Stored items from a collection
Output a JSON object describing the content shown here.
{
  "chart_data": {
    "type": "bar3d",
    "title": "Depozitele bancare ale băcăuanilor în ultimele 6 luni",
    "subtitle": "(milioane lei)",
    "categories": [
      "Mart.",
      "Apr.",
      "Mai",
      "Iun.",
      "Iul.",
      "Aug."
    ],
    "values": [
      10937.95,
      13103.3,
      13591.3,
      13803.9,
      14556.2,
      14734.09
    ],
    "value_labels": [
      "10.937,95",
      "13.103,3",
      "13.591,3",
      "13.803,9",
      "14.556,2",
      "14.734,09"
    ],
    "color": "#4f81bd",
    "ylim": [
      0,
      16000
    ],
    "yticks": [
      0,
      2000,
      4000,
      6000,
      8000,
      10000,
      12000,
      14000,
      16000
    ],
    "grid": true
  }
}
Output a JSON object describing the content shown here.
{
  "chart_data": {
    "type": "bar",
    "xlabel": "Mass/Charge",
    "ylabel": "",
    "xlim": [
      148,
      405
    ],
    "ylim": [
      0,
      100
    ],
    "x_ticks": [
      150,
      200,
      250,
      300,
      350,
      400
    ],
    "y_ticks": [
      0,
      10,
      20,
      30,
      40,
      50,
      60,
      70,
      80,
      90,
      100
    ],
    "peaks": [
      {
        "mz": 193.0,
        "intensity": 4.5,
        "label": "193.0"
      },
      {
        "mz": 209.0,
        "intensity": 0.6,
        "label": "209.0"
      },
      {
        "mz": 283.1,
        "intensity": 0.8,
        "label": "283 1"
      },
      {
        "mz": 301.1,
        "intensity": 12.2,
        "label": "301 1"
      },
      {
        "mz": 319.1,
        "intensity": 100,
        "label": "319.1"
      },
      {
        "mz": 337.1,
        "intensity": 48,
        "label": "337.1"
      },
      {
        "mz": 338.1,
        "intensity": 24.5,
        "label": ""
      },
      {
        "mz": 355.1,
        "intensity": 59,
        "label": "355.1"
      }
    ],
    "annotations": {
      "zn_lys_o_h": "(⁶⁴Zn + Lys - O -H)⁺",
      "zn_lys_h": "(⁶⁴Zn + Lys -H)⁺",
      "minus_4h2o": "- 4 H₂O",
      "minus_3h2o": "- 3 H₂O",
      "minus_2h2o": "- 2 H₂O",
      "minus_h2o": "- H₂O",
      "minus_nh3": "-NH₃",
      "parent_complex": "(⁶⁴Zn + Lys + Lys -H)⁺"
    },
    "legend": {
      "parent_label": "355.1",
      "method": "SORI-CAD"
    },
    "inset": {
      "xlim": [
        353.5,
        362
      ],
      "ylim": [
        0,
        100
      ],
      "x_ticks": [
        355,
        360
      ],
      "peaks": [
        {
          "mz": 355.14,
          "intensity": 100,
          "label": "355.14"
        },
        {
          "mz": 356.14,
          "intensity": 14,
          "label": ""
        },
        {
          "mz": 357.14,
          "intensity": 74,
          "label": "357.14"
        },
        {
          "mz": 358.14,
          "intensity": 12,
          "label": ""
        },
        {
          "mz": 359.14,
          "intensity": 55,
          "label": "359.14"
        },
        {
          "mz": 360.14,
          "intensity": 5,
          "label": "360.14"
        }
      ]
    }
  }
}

- **EXERCISE OBJECTIVE**: Your task is to quote all of the data word for word.

- **RESPONSE TO THE EXERCISE**:
Output a JSON object describing the content shown here.
{
  "chart_data": {
    "type": "bar3d",
    "title": "Depozitele bancare ale băcăuanilor în ultimele 6 luni",
    "subtitle": "(milioane lei)",
    "categories": [
      "Mart.",
      "Apr.",
      "Mai",
      "Iun.",
      "Iul.",
      "Aug."
    ],
    "values": [
      10937.95,
      13103.3,
      13591.3,
      13803.9,
      14556.2,
      14734.09
    ],
    "value_labels": [
      "10.937,95",
      "13.103,3",
      "13.591,3",
      "13.803,9",
      "14.556,2",
      "14.734,09"
    ],
    "color": "#4f81bd",
    "ylim": [
      0,
      16000
    ],
    "yticks": [
      0,
      2000,
      4000,
      6000,
      8000,
      10000,
      12000,
      14000,
      16000
    ],
    "grid": true
  }
}
Output a JSON object describing the content shown here.
{
  "chart_data": {
    "type": "bar",
    "xlabel": "Mass/Charge",
    "ylabel": "",
    "xlim": [
      148,
      405
    ],
    "ylim": [
      0,
      100
    ],
    "x_ticks": [
      150,
      200,
      250,
      300,
      350,
      400
    ],
    "y_ticks": [
      0,
      10,
      20,
      30,
      40,
      50,
      60,
      70,
      80,
      90,
      100
    ],
    "peaks": [
      {
        "mz": 193.0,
        "intensity": 4.5,
        "label": "193.0"
      },
      {
        "mz": 209.0,
        "intensity": 0.6,
        "label": "209.0"
      },
      {
        "mz": 283.1,
        "intensity": 0.8,
        "label": "283 1"
      },
      {
        "mz": 301.1,
        "intensity": 12.2,
        "label": "301 1"
      },
      {
        "mz": 319.1,
        "intensity": 100,
        "label": "319.1"
      },
      {
        "mz": 337.1,
        "intensity": 48,
        "label": "337.1"
      },
      {
        "mz": 338.1,
        "intensity": 24.5,
        "label": ""
      },
      {
        "mz": 355.1,
        "intensity": 59,
        "label": "355.1"
      }
    ],
    "annotations": {
      "zn_lys_o_h": "(⁶⁴Zn + Lys - O -H)⁺",
      "zn_lys_h": "(⁶⁴Zn + Lys -H)⁺",
      "minus_4h2o": "- 4 H₂O",
      "minus_3h2o": "- 3 H₂O",
      "minus_2h2o": "- 2 H₂O",
      "minus_h2o": "- H₂O",
      "minus_nh3": "-NH₃",
      "parent_complex": "(⁶⁴Zn + Lys + Lys -H)⁺"
    },
    "legend": {
      "parent_label": "355.1",
      "method": "SORI-CAD"
    },
    "inset": {
      "xlim": [
        353.5,
        362
      ],
      "ylim": [
        0,
        100
      ],
      "x_ticks": [
        355,
        360
      ],
      "peaks": [
        {
          "mz": 355.14,
          "intensity": 100,
          "label": "355.14"
        },
        {
          "mz": 356.14,
          "intensity": 14,
          "label": ""
        },
        {
          "mz": 357.14,
          "intensity": 74,
          "label": "357.14"
        },
        {
          "mz": 358.14,
          "intensity": 12,
          "label": ""
        },
        {
          "mz": 359.14,
          "intensity": 55,
          "label": "359.14"
        },
        {
          "mz": 360.14,
          "intensity": 5,
          "label": "360.14"
        }
      ]
    }
  }
}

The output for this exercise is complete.